EXERCISE:
Separate out the lines that hold "JSON".

######

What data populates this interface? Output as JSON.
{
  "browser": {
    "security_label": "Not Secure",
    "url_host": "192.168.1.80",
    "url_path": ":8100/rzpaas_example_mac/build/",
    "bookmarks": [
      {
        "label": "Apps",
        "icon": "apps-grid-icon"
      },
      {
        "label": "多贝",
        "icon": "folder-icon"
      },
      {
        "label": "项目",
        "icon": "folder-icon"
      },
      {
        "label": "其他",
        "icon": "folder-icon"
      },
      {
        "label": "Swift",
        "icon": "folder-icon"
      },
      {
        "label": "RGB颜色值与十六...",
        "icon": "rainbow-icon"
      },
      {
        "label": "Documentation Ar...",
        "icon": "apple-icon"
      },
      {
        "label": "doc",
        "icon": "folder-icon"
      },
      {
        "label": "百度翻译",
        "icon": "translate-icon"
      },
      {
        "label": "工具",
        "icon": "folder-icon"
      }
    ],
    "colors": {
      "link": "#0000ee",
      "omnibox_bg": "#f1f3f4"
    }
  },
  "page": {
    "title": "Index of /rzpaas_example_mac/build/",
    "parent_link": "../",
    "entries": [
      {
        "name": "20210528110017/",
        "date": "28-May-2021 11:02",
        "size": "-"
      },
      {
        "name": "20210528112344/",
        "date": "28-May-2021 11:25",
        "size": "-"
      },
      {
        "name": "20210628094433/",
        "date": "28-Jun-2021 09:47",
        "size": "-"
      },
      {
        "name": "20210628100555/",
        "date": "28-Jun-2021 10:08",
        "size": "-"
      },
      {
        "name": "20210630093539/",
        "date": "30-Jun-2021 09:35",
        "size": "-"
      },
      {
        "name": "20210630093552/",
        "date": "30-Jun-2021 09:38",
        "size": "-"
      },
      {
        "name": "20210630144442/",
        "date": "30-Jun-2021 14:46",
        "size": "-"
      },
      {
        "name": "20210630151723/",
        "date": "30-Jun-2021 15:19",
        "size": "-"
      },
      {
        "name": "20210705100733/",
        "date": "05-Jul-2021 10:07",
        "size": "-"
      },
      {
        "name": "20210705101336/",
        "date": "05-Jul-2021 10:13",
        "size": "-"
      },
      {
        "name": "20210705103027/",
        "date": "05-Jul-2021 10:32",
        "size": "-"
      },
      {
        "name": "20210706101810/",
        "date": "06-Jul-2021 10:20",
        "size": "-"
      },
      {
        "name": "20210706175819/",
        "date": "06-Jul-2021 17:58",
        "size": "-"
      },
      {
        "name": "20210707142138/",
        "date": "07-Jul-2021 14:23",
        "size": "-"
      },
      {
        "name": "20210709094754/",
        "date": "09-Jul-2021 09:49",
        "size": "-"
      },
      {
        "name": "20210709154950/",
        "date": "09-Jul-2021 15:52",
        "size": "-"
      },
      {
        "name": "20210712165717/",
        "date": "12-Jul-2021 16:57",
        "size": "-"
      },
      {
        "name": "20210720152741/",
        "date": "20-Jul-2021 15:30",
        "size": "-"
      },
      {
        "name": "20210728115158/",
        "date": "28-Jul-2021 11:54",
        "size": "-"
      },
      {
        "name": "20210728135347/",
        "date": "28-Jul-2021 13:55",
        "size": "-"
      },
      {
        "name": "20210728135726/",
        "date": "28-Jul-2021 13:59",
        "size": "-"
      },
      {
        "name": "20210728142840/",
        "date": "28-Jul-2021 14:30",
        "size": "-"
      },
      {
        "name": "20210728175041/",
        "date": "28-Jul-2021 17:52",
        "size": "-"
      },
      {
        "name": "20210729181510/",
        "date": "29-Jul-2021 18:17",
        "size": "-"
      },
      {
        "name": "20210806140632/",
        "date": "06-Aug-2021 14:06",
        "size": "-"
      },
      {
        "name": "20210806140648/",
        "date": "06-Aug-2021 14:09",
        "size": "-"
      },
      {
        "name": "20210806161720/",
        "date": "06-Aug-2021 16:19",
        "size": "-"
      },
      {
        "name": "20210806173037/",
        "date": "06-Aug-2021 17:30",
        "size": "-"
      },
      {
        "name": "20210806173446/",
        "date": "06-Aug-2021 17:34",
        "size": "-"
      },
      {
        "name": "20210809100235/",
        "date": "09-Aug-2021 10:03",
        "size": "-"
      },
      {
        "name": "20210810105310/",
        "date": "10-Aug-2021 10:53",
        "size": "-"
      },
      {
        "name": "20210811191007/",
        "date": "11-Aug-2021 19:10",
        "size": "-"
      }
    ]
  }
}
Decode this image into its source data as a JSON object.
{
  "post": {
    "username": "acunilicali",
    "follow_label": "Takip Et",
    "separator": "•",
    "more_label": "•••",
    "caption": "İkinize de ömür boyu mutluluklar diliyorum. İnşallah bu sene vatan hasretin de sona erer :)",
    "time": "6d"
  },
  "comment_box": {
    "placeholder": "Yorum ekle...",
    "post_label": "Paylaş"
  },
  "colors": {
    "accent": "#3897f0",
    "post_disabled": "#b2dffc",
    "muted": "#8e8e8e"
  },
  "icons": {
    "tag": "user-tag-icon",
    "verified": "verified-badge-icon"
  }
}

######

SOLUTION:
What data populates this interface? Output as JSON.
Decode this image into its source data as a JSON object.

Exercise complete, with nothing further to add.